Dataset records

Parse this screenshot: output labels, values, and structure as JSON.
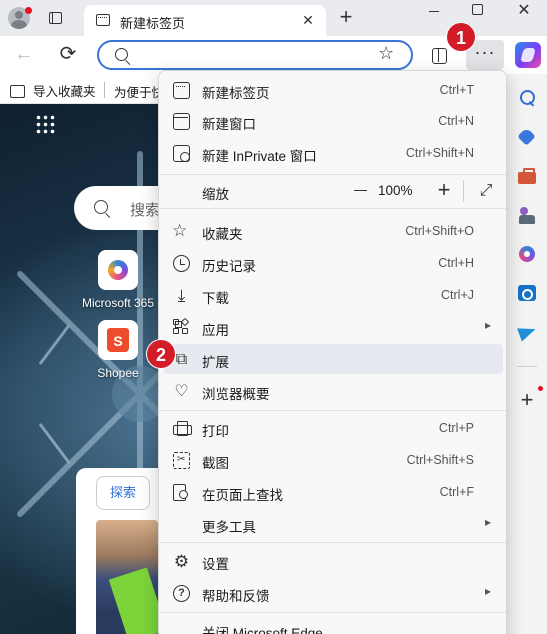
{
  "browser": {
    "tab": {
      "title": "新建标签页",
      "close": "✕"
    },
    "new_tab": "+",
    "window": {
      "close": "✕"
    },
    "toolbar": {
      "back": "←",
      "refresh": "⟳",
      "star": "☆",
      "more": "···"
    }
  },
  "badges": {
    "first": "1",
    "second": "2"
  },
  "favorites_bar": {
    "import_label": "导入收藏夹",
    "link_label": "为便于快"
  },
  "ntp": {
    "search_placeholder": "搜索",
    "tiles": [
      {
        "label": "Microsoft 365",
        "icon": "microsoft-365-icon"
      },
      {
        "label": "Shopee",
        "icon": "shopee-icon",
        "glyph": "S"
      }
    ],
    "feed_tab": "探索"
  },
  "sidebar": {
    "icons": [
      "search-icon",
      "shopping-tag-icon",
      "tools-icon",
      "games-icon",
      "microsoft-365-icon",
      "outlook-icon",
      "send-icon"
    ],
    "add": "+"
  },
  "menu": {
    "items": {
      "new_tab": {
        "label": "新建标签页",
        "shortcut": "Ctrl+T"
      },
      "new_window": {
        "label": "新建窗口",
        "shortcut": "Ctrl+N"
      },
      "new_inprivate": {
        "label": "新建 InPrivate 窗口",
        "shortcut": "Ctrl+Shift+N"
      },
      "zoom": {
        "label": "缩放",
        "value": "100%",
        "minus": "−",
        "plus": "+",
        "fullscreen": "⤢"
      },
      "favorites": {
        "label": "收藏夹",
        "shortcut": "Ctrl+Shift+O"
      },
      "history": {
        "label": "历史记录",
        "shortcut": "Ctrl+H"
      },
      "downloads": {
        "label": "下载",
        "shortcut": "Ctrl+J"
      },
      "apps": {
        "label": "应用",
        "arrow": "▸"
      },
      "extensions": {
        "label": "扩展"
      },
      "essentials": {
        "label": "浏览器概要"
      },
      "print": {
        "label": "打印",
        "shortcut": "Ctrl+P"
      },
      "screenshot": {
        "label": "截图",
        "shortcut": "Ctrl+Shift+S"
      },
      "find": {
        "label": "在页面上查找",
        "shortcut": "Ctrl+F"
      },
      "more_tools": {
        "label": "更多工具",
        "arrow": "▸"
      },
      "settings": {
        "label": "设置"
      },
      "help": {
        "label": "帮助和反馈",
        "arrow": "▸"
      },
      "close_edge": {
        "label": "关闭 Microsoft Edge"
      }
    },
    "highlighted": "extensions"
  },
  "icons": {
    "downloads": "⤓",
    "extensions": "⧉",
    "essentials": "♡",
    "settings": "⚙",
    "help": "?",
    "favorites": "☆"
  },
  "colors": {
    "accent": "#3b74d6",
    "badge": "#d41c29",
    "menu_highlight": "#e6eaf0"
  }
}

WHAT IS REQUIRED:
Using the listing above, gather each line that holds the string "screenshot" and copy it.

COMPLETED TASK:
Parse this screenshot: output labels, values, and structure as JSON.
      "screenshot": {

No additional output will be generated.